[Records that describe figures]
[Start]

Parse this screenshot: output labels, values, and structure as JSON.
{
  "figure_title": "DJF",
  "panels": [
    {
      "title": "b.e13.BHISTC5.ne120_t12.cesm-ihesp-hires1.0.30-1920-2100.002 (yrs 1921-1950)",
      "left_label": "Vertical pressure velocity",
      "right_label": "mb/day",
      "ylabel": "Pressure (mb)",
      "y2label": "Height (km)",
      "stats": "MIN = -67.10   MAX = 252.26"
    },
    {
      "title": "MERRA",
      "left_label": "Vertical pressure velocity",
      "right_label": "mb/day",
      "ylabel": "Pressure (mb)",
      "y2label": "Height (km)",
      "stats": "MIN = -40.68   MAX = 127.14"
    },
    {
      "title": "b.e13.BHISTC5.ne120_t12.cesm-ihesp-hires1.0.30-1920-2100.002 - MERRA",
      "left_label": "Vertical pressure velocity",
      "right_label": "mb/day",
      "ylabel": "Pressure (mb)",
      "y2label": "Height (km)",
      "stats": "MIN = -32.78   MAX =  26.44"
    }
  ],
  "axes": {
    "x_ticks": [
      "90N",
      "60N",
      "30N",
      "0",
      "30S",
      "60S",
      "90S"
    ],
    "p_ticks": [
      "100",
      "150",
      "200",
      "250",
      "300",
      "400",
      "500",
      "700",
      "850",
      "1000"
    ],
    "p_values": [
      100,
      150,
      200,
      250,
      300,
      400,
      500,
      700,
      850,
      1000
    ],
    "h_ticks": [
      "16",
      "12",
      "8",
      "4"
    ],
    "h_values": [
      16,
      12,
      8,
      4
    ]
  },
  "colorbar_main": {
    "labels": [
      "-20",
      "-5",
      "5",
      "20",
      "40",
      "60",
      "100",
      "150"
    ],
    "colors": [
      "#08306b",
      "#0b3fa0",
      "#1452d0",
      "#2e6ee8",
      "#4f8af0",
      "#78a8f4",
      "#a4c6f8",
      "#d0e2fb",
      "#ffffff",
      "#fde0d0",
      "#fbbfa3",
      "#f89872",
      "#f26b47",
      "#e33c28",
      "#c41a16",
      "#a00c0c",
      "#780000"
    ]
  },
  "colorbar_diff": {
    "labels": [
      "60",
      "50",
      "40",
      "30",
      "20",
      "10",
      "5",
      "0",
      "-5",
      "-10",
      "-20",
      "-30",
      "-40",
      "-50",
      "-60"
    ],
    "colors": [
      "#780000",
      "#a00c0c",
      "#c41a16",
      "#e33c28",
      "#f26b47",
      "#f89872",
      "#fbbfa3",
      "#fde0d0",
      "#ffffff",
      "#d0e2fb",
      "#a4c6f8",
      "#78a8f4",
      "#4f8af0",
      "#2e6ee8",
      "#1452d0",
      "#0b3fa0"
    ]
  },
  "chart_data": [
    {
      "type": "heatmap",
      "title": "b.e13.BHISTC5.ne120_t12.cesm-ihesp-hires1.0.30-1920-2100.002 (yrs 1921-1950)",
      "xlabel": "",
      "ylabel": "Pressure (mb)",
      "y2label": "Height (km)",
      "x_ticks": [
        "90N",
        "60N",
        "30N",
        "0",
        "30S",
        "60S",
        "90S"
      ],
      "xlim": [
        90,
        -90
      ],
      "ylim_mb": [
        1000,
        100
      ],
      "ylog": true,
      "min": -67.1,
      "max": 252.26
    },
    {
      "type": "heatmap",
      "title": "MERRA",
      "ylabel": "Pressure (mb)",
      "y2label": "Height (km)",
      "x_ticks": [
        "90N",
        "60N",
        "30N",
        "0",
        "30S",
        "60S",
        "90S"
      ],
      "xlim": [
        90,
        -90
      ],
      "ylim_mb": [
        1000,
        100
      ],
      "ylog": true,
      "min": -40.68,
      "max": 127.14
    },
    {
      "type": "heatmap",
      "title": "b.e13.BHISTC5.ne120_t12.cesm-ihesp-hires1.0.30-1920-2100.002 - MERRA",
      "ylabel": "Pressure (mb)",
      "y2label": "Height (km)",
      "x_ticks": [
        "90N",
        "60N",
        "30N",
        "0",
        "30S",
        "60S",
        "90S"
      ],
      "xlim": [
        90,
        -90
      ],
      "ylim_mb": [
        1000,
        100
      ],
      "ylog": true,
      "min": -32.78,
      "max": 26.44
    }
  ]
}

[End]

**PROMPT:** Reproduce each entry exactly, leaving out nothing.

**EXERCISE ANSWER:**
Parse this screenshot: output labels, values, and structure as JSON.
{
  "figure_title": "DJF",
  "panels": [
    {
      "title": "b.e13.BHISTC5.ne120_t12.cesm-ihesp-hires1.0.30-1920-2100.002 (yrs 1921-1950)",
      "left_label": "Vertical pressure velocity",
      "right_label": "mb/day",
      "ylabel": "Pressure (mb)",
      "y2label": "Height (km)",
      "stats": "MIN = -67.10   MAX = 252.26"
    },
    {
      "title": "MERRA",
      "left_label": "Vertical pressure velocity",
      "right_label": "mb/day",
      "ylabel": "Pressure (mb)",
      "y2label": "Height (km)",
      "stats": "MIN = -40.68   MAX = 127.14"
    },
    {
      "title": "b.e13.BHISTC5.ne120_t12.cesm-ihesp-hires1.0.30-1920-2100.002 - MERRA",
      "left_label": "Vertical pressure velocity",
      "right_label": "mb/day",
      "ylabel": "Pressure (mb)",
      "y2label": "Height (km)",
      "stats": "MIN = -32.78   MAX =  26.44"
    }
  ],
  "axes": {
    "x_ticks": [
      "90N",
      "60N",
      "30N",
      "0",
      "30S",
      "60S",
      "90S"
    ],
    "p_ticks": [
      "100",
      "150",
      "200",
      "250",
      "300",
      "400",
      "500",
      "700",
      "850",
      "1000"
    ],
    "p_values": [
      100,
      150,
      200,
      250,
      300,
      400,
      500,
      700,
      850,
      1000
    ],
    "h_ticks": [
      "16",
      "12",
      "8",
      "4"
    ],
    "h_values": [
      16,
      12,
      8,
      4
    ]
  },
  "colorbar_main": {
    "labels": [
      "-20",
      "-5",
      "5",
      "20",
      "40",
      "60",
      "100",
      "150"
    ],
    "colors": [
      "#08306b",
      "#0b3fa0",
      "#1452d0",
      "#2e6ee8",
      "#4f8af0",
      "#78a8f4",
      "#a4c6f8",
      "#d0e2fb",
      "#ffffff",
      "#fde0d0",
      "#fbbfa3",
      "#f89872",
      "#f26b47",
      "#e33c28",
      "#c41a16",
      "#a00c0c",
      "#780000"
    ]
  },
  "colorbar_diff": {
    "labels": [
      "60",
      "50",
      "40",
      "30",
      "20",
      "10",
      "5",
      "0",
      "-5",
      "-10",
      "-20",
      "-30",
      "-40",
      "-50",
      "-60"
    ],
    "colors": [
      "#780000",
      "#a00c0c",
      "#c41a16",
      "#e33c28",
      "#f26b47",
      "#f89872",
      "#fbbfa3",
      "#fde0d0",
      "#ffffff",
      "#d0e2fb",
      "#a4c6f8",
      "#78a8f4",
      "#4f8af0",
      "#2e6ee8",
      "#1452d0",
      "#0b3fa0"
    ]
  },
  "chart_data": [
    {
      "type": "heatmap",
      "title": "b.e13.BHISTC5.ne120_t12.cesm-ihesp-hires1.0.30-1920-2100.002 (yrs 1921-1950)",
      "xlabel": "",
      "ylabel": "Pressure (mb)",
      "y2label": "Height (km)",
      "x_ticks": [
        "90N",
        "60N",
        "30N",
        "0",
        "30S",
        "60S",
        "90S"
      ],
      "xlim": [
        90,
        -90
      ],
      "ylim_mb": [
        1000,
        100
      ],
      "ylog": true,
      "min": -67.1,
      "max": 252.26
    },
    {
      "type": "heatmap",
      "title": "MERRA",
      "ylabel": "Pressure (mb)",
      "y2label": "Height (km)",
      "x_ticks": [
        "90N",
        "60N",
        "30N",
        "0",
        "30S",
        "60S",
        "90S"
      ],
      "xlim": [
        90,
        -90
      ],
      "ylim_mb": [
        1000,
        100
      ],
      "ylog": true,
      "min": -40.68,
      "max": 127.14
    },
    {
      "type": "heatmap",
      "title": "b.e13.BHISTC5.ne120_t12.cesm-ihesp-hires1.0.30-1920-2100.002 - MERRA",
      "ylabel": "Pressure (mb)",
      "y2label": "Height (km)",
      "x_ticks": [
        "90N",
        "60N",
        "30N",
        "0",
        "30S",
        "60S",
        "90S"
      ],
      "xlim": [
        90,
        -90
      ],
      "ylim_mb": [
        1000,
        100
      ],
      "ylog": true,
      "min": -32.78,
      "max": 26.44
    }
  ]
}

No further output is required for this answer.